**Exercise requirements:**
Copy every one of the following rows verbatim, keeping each character and the line order unchanged.

━━━━━ Task inputs

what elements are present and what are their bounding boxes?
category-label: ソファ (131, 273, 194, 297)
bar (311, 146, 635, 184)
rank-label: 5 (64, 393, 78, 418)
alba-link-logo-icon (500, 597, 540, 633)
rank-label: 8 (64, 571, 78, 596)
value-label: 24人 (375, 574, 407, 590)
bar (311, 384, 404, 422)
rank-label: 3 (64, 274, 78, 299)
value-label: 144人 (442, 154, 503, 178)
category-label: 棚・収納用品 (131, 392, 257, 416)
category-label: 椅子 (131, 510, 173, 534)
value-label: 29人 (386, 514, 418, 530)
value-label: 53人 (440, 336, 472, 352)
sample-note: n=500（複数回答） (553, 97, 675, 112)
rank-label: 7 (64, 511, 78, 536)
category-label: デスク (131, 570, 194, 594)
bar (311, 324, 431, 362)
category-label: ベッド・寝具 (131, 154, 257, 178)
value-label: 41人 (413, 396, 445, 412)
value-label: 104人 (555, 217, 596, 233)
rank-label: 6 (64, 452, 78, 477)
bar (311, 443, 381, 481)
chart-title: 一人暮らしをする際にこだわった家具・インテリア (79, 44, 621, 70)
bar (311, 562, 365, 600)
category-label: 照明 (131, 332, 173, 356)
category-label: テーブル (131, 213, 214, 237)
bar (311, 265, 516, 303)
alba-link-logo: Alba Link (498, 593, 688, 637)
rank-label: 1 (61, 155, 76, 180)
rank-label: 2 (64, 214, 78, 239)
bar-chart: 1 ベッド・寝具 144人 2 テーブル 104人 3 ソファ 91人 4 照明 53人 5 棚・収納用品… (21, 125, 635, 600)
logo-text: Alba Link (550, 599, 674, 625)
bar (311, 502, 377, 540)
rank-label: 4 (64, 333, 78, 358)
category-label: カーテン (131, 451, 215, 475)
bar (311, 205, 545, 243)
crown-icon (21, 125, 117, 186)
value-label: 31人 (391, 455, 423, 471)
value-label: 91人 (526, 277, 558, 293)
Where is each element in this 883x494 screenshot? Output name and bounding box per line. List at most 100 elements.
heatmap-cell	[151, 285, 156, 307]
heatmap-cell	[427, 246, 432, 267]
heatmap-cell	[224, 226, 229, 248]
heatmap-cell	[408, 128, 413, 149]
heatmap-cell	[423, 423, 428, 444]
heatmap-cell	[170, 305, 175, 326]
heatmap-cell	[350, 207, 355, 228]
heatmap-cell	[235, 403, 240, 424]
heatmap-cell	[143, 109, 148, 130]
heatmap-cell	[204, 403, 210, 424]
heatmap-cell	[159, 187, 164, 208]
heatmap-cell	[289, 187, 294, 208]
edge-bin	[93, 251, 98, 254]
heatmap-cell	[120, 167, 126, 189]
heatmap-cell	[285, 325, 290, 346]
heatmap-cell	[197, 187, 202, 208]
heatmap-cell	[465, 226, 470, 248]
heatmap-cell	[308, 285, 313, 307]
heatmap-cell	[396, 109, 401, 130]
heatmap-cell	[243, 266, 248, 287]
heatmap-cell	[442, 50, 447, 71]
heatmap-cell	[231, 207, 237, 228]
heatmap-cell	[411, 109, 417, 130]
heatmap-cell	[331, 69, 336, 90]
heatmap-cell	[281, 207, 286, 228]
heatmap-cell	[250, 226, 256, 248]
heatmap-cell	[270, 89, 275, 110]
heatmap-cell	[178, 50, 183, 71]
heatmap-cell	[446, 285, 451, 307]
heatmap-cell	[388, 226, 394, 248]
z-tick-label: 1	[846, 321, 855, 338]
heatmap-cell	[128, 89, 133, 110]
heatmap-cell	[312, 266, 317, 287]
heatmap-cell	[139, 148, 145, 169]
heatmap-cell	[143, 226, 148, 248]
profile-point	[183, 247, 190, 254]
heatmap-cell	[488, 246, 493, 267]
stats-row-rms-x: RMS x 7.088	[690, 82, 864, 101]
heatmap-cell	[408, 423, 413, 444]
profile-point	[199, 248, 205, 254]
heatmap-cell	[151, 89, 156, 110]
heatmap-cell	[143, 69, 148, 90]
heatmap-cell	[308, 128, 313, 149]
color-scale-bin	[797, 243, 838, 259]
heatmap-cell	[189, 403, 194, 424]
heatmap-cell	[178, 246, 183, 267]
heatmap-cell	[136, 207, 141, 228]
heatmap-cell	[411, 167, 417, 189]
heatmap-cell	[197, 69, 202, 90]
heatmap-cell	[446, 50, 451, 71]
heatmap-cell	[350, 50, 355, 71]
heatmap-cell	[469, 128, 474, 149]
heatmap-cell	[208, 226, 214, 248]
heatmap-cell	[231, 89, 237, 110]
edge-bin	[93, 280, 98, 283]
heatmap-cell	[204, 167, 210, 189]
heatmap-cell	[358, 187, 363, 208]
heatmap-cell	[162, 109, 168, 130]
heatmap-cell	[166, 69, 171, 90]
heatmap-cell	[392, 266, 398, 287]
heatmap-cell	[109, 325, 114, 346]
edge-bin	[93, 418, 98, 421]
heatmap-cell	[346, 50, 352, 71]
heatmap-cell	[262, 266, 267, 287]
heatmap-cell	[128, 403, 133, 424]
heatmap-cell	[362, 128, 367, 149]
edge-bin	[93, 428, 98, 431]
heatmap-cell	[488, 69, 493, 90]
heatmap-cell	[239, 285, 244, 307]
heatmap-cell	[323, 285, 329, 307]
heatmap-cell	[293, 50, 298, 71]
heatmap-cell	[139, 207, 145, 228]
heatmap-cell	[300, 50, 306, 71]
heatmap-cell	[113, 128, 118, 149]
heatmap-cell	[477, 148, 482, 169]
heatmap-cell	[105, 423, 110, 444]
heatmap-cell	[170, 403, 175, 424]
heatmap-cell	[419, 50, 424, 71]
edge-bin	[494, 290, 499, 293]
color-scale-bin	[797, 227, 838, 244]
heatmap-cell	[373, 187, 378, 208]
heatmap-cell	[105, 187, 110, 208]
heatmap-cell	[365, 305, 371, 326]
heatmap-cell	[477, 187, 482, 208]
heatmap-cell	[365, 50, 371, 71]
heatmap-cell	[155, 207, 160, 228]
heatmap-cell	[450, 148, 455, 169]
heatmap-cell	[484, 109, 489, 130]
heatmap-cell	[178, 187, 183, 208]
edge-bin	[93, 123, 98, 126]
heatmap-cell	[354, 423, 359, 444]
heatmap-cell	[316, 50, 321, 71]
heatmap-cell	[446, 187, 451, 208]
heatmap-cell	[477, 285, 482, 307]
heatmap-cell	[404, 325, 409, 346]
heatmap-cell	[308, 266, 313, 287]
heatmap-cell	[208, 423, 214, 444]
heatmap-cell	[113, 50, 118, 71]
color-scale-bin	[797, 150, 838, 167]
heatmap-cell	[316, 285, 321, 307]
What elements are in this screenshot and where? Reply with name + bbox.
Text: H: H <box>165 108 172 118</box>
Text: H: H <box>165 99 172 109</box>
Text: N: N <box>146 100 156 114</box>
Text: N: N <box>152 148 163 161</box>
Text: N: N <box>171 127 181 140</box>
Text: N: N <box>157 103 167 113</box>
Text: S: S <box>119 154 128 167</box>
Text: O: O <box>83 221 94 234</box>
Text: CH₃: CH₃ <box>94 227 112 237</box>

━━━━━━━━━━

**Correct response:**
what elements are present and what are their bounding boxes?
category-label: ソファ (131, 273, 194, 297)
bar (311, 146, 635, 184)
rank-label: 5 (64, 393, 78, 418)
alba-link-logo-icon (500, 597, 540, 633)
rank-label: 8 (64, 571, 78, 596)
value-label: 24人 (375, 574, 407, 590)
bar (311, 384, 404, 422)
rank-label: 3 (64, 274, 78, 299)
value-label: 144人 (442, 154, 503, 178)
category-label: 棚・収納用品 (131, 392, 257, 416)
category-label: 椅子 (131, 510, 173, 534)
value-label: 29人 (386, 514, 418, 530)
value-label: 53人 (440, 336, 472, 352)
sample-note: n=500（複数回答） (553, 97, 675, 112)
rank-label: 7 (64, 511, 78, 536)
category-label: デスク (131, 570, 194, 594)
bar (311, 324, 431, 362)
category-label: ベッド・寝具 (131, 154, 257, 178)
value-label: 41人 (413, 396, 445, 412)
value-label: 104人 (555, 217, 596, 233)
rank-label: 6 (64, 452, 78, 477)
bar (311, 443, 381, 481)
chart-title: 一人暮らしをする際にこだわった家具・インテリア (79, 44, 621, 70)
bar (311, 562, 365, 600)
category-label: 照明 (131, 332, 173, 356)
category-label: テーブル (131, 213, 214, 237)
bar (311, 265, 516, 303)
alba-link-logo: Alba Link (498, 593, 688, 637)
rank-label: 1 (61, 155, 76, 180)
rank-label: 2 (64, 214, 78, 239)
bar-chart: 1 ベッド・寝具 144人 2 テーブル 104人 3 ソファ 91人 4 照明 53人 5 棚・収納用品… (21, 125, 635, 600)
logo-text: Alba Link (550, 599, 674, 625)
bar (311, 502, 377, 540)
rank-label: 4 (64, 333, 78, 358)
category-label: カーテン (131, 451, 215, 475)
bar (311, 205, 545, 243)
crown-icon (21, 125, 117, 186)
value-label: 31人 (391, 455, 423, 471)
value-label: 91人 (526, 277, 558, 293)
Where is each element in this 883x494 screenshot? Output name and bounding box per line. List at most 100 elements.
heatmap-cell	[151, 285, 156, 307]
heatmap-cell	[427, 246, 432, 267]
heatmap-cell	[224, 226, 229, 248]
heatmap-cell	[408, 128, 413, 149]
heatmap-cell	[423, 423, 428, 444]
heatmap-cell	[170, 305, 175, 326]
heatmap-cell	[350, 207, 355, 228]
heatmap-cell	[235, 403, 240, 424]
heatmap-cell	[143, 109, 148, 130]
heatmap-cell	[204, 403, 210, 424]
heatmap-cell	[159, 187, 164, 208]
heatmap-cell	[289, 187, 294, 208]
edge-bin	[93, 251, 98, 254]
heatmap-cell	[120, 167, 126, 189]
heatmap-cell	[285, 325, 290, 346]
heatmap-cell	[197, 187, 202, 208]
heatmap-cell	[465, 226, 470, 248]
heatmap-cell	[308, 285, 313, 307]
heatmap-cell	[396, 109, 401, 130]
heatmap-cell	[243, 266, 248, 287]
heatmap-cell	[442, 50, 447, 71]
heatmap-cell	[231, 207, 237, 228]
heatmap-cell	[411, 109, 417, 130]
heatmap-cell	[331, 69, 336, 90]
heatmap-cell	[281, 207, 286, 228]
heatmap-cell	[250, 226, 256, 248]
heatmap-cell	[270, 89, 275, 110]
heatmap-cell	[178, 50, 183, 71]
heatmap-cell	[446, 285, 451, 307]
heatmap-cell	[388, 226, 394, 248]
z-tick-label: 1	[846, 321, 855, 338]
heatmap-cell	[128, 89, 133, 110]
heatmap-cell	[312, 266, 317, 287]
heatmap-cell	[139, 148, 145, 169]
heatmap-cell	[143, 226, 148, 248]
profile-point	[183, 247, 190, 254]
heatmap-cell	[488, 246, 493, 267]
stats-row-rms-x: RMS x 7.088	[690, 82, 864, 101]
heatmap-cell	[408, 423, 413, 444]
profile-point	[199, 248, 205, 254]
heatmap-cell	[151, 89, 156, 110]
heatmap-cell	[143, 69, 148, 90]
heatmap-cell	[308, 128, 313, 149]
color-scale-bin	[797, 243, 838, 259]
heatmap-cell	[189, 403, 194, 424]
heatmap-cell	[178, 246, 183, 267]
heatmap-cell	[136, 207, 141, 228]
heatmap-cell	[411, 167, 417, 189]
heatmap-cell	[197, 69, 202, 90]
heatmap-cell	[446, 50, 451, 71]
heatmap-cell	[350, 50, 355, 71]
heatmap-cell	[469, 128, 474, 149]
heatmap-cell	[208, 226, 214, 248]
heatmap-cell	[231, 89, 237, 110]
edge-bin	[93, 280, 98, 283]
heatmap-cell	[204, 167, 210, 189]
heatmap-cell	[358, 187, 363, 208]
heatmap-cell	[162, 109, 168, 130]
heatmap-cell	[166, 69, 171, 90]
heatmap-cell	[392, 266, 398, 287]
heatmap-cell	[109, 325, 114, 346]
edge-bin	[93, 418, 98, 421]
heatmap-cell	[346, 50, 352, 71]
heatmap-cell	[262, 266, 267, 287]
heatmap-cell	[128, 403, 133, 424]
heatmap-cell	[362, 128, 367, 149]
edge-bin	[93, 428, 98, 431]
heatmap-cell	[488, 69, 493, 90]
heatmap-cell	[239, 285, 244, 307]
heatmap-cell	[323, 285, 329, 307]
heatmap-cell	[293, 50, 298, 71]
heatmap-cell	[139, 207, 145, 228]
heatmap-cell	[300, 50, 306, 71]
heatmap-cell	[113, 128, 118, 149]
heatmap-cell	[477, 148, 482, 169]
heatmap-cell	[105, 423, 110, 444]
heatmap-cell	[170, 403, 175, 424]
heatmap-cell	[419, 50, 424, 71]
edge-bin	[494, 290, 499, 293]
color-scale-bin	[797, 227, 838, 244]
heatmap-cell	[373, 187, 378, 208]
heatmap-cell	[105, 187, 110, 208]
heatmap-cell	[365, 305, 371, 326]
heatmap-cell	[477, 187, 482, 208]
heatmap-cell	[365, 50, 371, 71]
heatmap-cell	[155, 207, 160, 228]
heatmap-cell	[450, 148, 455, 169]
heatmap-cell	[484, 109, 489, 130]
heatmap-cell	[178, 187, 183, 208]
edge-bin	[93, 123, 98, 126]
heatmap-cell	[354, 423, 359, 444]
heatmap-cell	[316, 50, 321, 71]
heatmap-cell	[446, 187, 451, 208]
heatmap-cell	[477, 285, 482, 307]
heatmap-cell	[404, 325, 409, 346]
heatmap-cell	[308, 266, 313, 287]
heatmap-cell	[208, 423, 214, 444]
heatmap-cell	[113, 50, 118, 71]
color-scale-bin	[797, 150, 838, 167]
heatmap-cell	[316, 285, 321, 307]
What elements are in this screenshot and where? Reply with name + bbox.
Text: H: H <box>165 108 172 118</box>
Text: H: H <box>165 99 172 109</box>
Text: N: N <box>146 100 156 114</box>
Text: N: N <box>152 148 163 161</box>
Text: N: N <box>171 127 181 140</box>
Text: N: N <box>157 103 167 113</box>
Text: S: S <box>119 154 128 167</box>
Text: O: O <box>83 221 94 234</box>
Text: CH₃: CH₃ <box>94 227 112 237</box>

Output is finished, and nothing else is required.